[Stored items]
------------

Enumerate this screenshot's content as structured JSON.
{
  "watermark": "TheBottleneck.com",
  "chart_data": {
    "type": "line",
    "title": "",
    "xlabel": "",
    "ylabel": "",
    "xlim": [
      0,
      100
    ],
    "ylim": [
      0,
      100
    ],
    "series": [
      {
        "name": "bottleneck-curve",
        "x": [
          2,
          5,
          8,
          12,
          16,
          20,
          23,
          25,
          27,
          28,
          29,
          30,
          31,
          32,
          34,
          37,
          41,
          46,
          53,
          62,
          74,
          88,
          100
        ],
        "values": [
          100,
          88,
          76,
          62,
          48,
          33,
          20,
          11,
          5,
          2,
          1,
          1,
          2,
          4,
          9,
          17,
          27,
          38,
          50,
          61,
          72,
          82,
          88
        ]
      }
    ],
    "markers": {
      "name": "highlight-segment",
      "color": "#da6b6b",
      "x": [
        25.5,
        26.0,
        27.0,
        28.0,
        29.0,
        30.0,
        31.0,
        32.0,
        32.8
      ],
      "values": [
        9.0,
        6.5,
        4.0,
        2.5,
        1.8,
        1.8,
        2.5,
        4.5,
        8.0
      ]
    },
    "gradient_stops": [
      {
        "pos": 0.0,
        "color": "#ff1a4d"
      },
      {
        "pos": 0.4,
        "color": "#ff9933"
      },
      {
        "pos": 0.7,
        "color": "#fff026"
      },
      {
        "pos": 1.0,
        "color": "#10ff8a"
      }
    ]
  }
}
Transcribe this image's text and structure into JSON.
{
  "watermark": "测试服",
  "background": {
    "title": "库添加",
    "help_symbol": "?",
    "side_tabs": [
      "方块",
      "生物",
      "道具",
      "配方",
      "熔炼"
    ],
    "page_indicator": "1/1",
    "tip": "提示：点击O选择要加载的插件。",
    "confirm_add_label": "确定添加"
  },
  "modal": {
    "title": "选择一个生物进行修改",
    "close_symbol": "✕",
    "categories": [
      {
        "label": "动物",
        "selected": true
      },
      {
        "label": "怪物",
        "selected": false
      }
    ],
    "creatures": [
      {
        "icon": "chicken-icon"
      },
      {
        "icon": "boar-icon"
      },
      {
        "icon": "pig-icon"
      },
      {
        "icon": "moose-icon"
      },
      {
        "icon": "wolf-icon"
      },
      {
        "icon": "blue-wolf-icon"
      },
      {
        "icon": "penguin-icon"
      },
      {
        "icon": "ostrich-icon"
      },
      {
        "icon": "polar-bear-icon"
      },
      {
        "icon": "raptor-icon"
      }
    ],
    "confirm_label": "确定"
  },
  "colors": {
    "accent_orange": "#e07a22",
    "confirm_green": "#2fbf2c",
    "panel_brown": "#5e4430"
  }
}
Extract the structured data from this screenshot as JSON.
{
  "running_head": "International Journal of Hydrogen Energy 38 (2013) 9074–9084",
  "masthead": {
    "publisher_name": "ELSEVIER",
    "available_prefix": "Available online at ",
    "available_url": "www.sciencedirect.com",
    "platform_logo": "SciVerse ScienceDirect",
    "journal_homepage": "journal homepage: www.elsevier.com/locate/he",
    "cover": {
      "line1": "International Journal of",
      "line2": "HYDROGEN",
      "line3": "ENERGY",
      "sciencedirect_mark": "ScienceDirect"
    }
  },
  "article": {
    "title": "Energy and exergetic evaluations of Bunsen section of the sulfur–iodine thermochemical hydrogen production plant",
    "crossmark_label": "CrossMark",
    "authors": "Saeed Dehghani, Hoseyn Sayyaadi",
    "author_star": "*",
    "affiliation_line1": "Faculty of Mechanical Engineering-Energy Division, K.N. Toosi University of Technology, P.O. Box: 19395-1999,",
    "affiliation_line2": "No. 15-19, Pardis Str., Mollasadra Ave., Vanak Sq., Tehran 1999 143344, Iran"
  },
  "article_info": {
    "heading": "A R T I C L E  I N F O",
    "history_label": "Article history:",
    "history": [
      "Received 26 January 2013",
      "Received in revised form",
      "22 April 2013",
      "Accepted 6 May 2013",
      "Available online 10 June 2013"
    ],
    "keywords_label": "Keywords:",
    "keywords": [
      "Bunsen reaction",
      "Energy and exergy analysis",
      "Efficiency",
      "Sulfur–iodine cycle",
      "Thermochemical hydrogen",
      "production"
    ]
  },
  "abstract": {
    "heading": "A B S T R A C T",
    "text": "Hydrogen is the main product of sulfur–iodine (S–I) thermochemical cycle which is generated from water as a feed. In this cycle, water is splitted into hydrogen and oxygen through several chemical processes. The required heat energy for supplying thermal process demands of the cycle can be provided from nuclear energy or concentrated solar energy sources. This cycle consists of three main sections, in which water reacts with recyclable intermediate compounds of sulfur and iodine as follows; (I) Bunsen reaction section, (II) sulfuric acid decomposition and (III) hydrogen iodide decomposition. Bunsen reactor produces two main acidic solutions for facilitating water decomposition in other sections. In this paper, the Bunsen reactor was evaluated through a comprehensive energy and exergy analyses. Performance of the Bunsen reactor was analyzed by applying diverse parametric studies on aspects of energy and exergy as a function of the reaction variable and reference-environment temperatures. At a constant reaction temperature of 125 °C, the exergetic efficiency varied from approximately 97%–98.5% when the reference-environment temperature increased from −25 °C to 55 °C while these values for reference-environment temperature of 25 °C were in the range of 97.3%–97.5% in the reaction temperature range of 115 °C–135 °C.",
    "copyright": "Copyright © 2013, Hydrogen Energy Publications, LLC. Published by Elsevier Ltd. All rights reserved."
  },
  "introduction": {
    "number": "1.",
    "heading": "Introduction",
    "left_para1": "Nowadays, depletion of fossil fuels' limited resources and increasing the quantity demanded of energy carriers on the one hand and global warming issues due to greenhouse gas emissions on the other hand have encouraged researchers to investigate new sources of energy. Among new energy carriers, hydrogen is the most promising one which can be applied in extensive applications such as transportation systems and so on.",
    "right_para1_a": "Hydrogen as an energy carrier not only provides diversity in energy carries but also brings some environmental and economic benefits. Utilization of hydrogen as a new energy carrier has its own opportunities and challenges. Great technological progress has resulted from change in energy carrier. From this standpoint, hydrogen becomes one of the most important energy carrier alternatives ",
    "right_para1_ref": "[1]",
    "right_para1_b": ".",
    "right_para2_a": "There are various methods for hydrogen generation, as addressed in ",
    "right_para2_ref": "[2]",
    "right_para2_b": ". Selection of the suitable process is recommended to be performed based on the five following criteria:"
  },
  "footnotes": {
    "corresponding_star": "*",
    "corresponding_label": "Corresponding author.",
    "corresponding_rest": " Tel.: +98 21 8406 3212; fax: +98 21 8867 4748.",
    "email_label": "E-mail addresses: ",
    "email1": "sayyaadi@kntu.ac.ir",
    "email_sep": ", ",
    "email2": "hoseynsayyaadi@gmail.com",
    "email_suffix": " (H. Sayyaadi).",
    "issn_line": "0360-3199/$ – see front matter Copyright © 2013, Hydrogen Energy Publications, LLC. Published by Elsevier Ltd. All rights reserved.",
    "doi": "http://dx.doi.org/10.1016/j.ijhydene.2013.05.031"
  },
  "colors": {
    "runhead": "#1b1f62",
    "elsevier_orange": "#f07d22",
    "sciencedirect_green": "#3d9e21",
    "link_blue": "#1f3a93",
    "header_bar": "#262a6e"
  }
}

------------

• **Objective**
Search the lines above for the string "online", then show every one that has it.

• **Solution to this exercise**
    "available_prefix": "Available online at ",
      "Available online 10 June 2013"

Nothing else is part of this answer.